[Data listing]
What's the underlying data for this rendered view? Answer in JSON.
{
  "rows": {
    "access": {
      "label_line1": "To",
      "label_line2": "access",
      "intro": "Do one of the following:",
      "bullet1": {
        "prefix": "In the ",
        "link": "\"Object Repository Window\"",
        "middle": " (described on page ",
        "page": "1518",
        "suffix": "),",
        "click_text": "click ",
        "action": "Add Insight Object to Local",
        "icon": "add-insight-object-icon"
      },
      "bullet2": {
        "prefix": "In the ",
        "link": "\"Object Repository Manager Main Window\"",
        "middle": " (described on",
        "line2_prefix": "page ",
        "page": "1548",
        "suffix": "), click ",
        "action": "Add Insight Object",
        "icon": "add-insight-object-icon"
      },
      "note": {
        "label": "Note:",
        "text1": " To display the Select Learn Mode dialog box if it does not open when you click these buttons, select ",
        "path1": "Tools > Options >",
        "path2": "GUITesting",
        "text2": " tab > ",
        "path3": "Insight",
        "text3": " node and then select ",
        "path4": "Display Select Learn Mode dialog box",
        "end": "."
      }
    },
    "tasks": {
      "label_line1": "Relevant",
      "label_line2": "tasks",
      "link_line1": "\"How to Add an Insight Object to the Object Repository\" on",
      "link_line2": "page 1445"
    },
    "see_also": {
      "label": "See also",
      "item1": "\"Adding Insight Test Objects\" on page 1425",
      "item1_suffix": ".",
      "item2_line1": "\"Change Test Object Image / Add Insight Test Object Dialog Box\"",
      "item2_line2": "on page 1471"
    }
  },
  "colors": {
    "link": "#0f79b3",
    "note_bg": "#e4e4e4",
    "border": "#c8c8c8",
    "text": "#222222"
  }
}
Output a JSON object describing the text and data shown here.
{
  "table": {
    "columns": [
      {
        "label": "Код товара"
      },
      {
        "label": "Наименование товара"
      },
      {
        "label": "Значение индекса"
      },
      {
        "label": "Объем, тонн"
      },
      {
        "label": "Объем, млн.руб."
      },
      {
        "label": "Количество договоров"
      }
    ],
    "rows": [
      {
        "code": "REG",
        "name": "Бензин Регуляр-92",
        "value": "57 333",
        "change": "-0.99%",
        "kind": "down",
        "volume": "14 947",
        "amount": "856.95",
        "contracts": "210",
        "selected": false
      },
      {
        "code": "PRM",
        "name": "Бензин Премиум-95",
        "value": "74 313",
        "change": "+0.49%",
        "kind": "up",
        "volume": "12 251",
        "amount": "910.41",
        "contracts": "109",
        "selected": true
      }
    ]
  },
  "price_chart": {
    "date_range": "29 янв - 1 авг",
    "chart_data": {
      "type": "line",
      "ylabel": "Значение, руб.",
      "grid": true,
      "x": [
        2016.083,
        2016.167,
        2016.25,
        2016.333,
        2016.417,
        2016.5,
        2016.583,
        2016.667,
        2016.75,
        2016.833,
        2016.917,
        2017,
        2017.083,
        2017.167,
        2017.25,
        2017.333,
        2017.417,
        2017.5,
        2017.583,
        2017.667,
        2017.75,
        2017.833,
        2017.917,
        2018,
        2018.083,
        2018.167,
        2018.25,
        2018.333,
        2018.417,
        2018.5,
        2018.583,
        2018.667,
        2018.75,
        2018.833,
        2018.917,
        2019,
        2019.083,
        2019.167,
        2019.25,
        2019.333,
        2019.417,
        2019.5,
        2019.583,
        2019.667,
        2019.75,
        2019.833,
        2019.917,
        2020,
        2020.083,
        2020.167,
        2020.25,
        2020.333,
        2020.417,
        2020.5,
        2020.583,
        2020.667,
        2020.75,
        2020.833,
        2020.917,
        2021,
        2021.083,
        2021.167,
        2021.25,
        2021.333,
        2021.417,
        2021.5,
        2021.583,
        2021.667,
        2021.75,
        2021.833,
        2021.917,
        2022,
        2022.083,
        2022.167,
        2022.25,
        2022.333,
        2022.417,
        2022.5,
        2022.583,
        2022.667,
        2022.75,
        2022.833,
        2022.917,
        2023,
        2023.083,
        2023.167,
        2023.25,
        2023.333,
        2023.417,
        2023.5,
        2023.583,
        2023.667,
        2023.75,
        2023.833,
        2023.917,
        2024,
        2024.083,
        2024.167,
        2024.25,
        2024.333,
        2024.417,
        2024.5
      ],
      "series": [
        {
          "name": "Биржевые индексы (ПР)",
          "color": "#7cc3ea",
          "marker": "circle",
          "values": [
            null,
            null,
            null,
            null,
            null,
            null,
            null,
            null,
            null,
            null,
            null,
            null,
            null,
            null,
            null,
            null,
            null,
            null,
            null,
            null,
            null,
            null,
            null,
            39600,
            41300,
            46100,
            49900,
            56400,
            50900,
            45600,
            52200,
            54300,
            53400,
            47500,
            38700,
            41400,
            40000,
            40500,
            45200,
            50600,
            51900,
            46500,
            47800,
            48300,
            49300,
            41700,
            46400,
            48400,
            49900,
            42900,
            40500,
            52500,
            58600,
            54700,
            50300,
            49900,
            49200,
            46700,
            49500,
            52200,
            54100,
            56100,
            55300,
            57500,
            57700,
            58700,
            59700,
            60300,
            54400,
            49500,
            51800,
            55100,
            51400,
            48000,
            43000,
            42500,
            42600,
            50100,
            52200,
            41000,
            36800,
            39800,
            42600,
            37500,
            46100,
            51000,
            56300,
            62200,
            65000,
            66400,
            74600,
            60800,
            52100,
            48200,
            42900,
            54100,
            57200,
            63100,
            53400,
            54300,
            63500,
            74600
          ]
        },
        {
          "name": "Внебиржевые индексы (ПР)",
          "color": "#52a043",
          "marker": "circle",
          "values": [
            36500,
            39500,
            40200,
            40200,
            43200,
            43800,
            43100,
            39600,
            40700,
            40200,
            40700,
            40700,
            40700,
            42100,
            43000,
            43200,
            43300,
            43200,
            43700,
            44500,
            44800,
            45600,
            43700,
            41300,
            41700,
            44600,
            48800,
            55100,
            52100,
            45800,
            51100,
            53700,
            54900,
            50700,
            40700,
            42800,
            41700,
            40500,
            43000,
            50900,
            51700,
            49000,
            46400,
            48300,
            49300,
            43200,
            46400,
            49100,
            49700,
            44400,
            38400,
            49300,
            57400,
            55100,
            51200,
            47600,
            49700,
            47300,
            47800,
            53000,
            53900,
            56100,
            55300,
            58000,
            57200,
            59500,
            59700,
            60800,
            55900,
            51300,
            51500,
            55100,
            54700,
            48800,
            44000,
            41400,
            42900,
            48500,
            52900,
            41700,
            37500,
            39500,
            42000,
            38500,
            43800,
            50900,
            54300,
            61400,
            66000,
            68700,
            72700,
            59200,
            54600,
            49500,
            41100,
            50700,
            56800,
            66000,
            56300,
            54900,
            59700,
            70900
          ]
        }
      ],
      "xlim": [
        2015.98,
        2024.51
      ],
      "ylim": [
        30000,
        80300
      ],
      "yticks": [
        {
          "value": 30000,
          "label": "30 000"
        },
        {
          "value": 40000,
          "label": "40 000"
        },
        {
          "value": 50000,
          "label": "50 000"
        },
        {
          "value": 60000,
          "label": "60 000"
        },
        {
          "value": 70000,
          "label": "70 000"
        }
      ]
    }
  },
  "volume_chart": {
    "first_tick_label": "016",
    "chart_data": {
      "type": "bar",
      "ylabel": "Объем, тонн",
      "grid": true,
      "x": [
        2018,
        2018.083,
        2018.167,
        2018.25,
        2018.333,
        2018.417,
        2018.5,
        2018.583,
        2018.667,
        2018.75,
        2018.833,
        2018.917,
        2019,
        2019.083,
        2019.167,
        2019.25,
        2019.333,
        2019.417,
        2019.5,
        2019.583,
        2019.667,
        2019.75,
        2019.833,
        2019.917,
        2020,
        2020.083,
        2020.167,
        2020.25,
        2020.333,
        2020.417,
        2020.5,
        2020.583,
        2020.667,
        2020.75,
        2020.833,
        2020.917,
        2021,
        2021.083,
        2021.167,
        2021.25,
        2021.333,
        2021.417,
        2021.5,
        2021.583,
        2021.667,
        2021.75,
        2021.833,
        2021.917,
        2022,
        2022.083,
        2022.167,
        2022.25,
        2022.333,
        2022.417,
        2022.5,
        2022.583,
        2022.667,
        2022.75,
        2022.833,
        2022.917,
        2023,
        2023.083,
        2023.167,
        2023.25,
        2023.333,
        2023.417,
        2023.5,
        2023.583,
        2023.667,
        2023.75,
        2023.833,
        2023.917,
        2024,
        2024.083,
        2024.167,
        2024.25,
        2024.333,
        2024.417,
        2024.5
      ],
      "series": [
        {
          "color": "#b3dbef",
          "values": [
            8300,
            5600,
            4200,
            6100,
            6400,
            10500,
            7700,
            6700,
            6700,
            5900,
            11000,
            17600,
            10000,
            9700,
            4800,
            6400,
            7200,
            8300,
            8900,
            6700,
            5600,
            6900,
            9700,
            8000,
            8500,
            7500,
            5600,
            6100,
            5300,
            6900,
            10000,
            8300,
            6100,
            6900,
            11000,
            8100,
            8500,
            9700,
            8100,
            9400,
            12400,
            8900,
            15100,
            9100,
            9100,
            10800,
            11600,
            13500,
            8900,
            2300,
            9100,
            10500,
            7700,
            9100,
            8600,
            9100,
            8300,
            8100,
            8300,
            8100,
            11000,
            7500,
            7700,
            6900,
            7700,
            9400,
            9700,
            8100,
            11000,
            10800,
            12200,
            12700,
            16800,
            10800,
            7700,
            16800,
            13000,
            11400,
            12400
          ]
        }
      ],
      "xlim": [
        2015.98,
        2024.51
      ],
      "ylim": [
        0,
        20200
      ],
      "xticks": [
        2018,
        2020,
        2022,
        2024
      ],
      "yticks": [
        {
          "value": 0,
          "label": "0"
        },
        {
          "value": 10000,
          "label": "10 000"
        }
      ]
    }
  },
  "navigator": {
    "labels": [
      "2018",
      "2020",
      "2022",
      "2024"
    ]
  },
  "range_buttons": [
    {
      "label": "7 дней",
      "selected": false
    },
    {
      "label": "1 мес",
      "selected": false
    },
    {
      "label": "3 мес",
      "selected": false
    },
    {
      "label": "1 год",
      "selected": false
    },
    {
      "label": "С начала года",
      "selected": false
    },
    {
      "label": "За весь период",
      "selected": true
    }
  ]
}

◆ SHORT PROBLEM
Copy all lines of the material above where the string "described" occurs.

◆ RESULT OF THE TASK
        "middle": " (described on page ",
        "middle": " (described on",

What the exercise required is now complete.